— Begin INPUT ROWS —

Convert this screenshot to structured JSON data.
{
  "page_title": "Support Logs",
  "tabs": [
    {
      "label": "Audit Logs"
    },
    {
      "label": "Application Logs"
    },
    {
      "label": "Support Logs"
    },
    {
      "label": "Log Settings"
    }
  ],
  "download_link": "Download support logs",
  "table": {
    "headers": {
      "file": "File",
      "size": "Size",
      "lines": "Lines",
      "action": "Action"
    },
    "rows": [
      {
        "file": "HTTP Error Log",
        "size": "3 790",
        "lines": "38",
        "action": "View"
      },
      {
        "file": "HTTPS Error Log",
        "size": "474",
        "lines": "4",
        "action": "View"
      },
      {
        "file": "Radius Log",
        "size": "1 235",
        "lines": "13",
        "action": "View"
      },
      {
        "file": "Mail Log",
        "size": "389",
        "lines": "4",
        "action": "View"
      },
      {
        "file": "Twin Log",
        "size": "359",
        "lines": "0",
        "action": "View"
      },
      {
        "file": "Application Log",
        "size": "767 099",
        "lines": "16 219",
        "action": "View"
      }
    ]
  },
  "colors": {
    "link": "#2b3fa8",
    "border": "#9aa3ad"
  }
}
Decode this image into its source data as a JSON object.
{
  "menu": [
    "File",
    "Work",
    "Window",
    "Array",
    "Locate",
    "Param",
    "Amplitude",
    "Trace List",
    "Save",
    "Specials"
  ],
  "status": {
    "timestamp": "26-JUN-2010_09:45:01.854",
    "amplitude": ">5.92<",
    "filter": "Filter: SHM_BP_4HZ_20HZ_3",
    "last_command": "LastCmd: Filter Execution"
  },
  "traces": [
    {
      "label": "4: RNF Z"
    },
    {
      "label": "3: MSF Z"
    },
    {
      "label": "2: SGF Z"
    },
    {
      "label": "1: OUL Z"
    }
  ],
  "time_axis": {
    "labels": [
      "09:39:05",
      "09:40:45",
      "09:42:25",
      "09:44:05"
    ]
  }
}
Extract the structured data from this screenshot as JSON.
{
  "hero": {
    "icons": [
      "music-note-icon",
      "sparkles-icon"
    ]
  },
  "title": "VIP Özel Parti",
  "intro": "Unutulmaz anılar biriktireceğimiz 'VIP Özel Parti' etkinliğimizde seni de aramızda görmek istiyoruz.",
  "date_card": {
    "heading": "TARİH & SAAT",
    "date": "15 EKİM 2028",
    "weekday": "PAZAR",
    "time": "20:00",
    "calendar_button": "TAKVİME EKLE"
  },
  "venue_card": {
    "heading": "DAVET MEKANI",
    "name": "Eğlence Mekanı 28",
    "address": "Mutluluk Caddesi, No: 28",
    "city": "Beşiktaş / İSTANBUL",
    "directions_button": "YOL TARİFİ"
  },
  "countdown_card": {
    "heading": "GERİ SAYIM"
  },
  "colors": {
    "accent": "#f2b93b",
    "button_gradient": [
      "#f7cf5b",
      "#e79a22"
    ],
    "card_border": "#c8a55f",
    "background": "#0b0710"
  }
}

— End INPUT ROWS —

* **INSTRUCTIONS FOR THE TASK**
Repeat the records above exactly, leaving none out.

* **FULL OUTPUT**
Convert this screenshot to structured JSON data.
{
  "page_title": "Support Logs",
  "tabs": [
    {
      "label": "Audit Logs"
    },
    {
      "label": "Application Logs"
    },
    {
      "label": "Support Logs"
    },
    {
      "label": "Log Settings"
    }
  ],
  "download_link": "Download support logs",
  "table": {
    "headers": {
      "file": "File",
      "size": "Size",
      "lines": "Lines",
      "action": "Action"
    },
    "rows": [
      {
        "file": "HTTP Error Log",
        "size": "3 790",
        "lines": "38",
        "action": "View"
      },
      {
        "file": "HTTPS Error Log",
        "size": "474",
        "lines": "4",
        "action": "View"
      },
      {
        "file": "Radius Log",
        "size": "1 235",
        "lines": "13",
        "action": "View"
      },
      {
        "file": "Mail Log",
        "size": "389",
        "lines": "4",
        "action": "View"
      },
      {
        "file": "Twin Log",
        "size": "359",
        "lines": "0",
        "action": "View"
      },
      {
        "file": "Application Log",
        "size": "767 099",
        "lines": "16 219",
        "action": "View"
      }
    ]
  },
  "colors": {
    "link": "#2b3fa8",
    "border": "#9aa3ad"
  }
}
Decode this image into its source data as a JSON object.
{
  "menu": [
    "File",
    "Work",
    "Window",
    "Array",
    "Locate",
    "Param",
    "Amplitude",
    "Trace List",
    "Save",
    "Specials"
  ],
  "status": {
    "timestamp": "26-JUN-2010_09:45:01.854",
    "amplitude": ">5.92<",
    "filter": "Filter: SHM_BP_4HZ_20HZ_3",
    "last_command": "LastCmd: Filter Execution"
  },
  "traces": [
    {
      "label": "4: RNF Z"
    },
    {
      "label": "3: MSF Z"
    },
    {
      "label": "2: SGF Z"
    },
    {
      "label": "1: OUL Z"
    }
  ],
  "time_axis": {
    "labels": [
      "09:39:05",
      "09:40:45",
      "09:42:25",
      "09:44:05"
    ]
  }
}
Extract the structured data from this screenshot as JSON.
{
  "hero": {
    "icons": [
      "music-note-icon",
      "sparkles-icon"
    ]
  },
  "title": "VIP Özel Parti",
  "intro": "Unutulmaz anılar biriktireceğimiz 'VIP Özel Parti' etkinliğimizde seni de aramızda görmek istiyoruz.",
  "date_card": {
    "heading": "TARİH & SAAT",
    "date": "15 EKİM 2028",
    "weekday": "PAZAR",
    "time": "20:00",
    "calendar_button": "TAKVİME EKLE"
  },
  "venue_card": {
    "heading": "DAVET MEKANI",
    "name": "Eğlence Mekanı 28",
    "address": "Mutluluk Caddesi, No: 28",
    "city": "Beşiktaş / İSTANBUL",
    "directions_button": "YOL TARİFİ"
  },
  "countdown_card": {
    "heading": "GERİ SAYIM"
  },
  "colors": {
    "accent": "#f2b93b",
    "button_gradient": [
      "#f7cf5b",
      "#e79a22"
    ],
    "card_border": "#c8a55f",
    "background": "#0b0710"
  }
}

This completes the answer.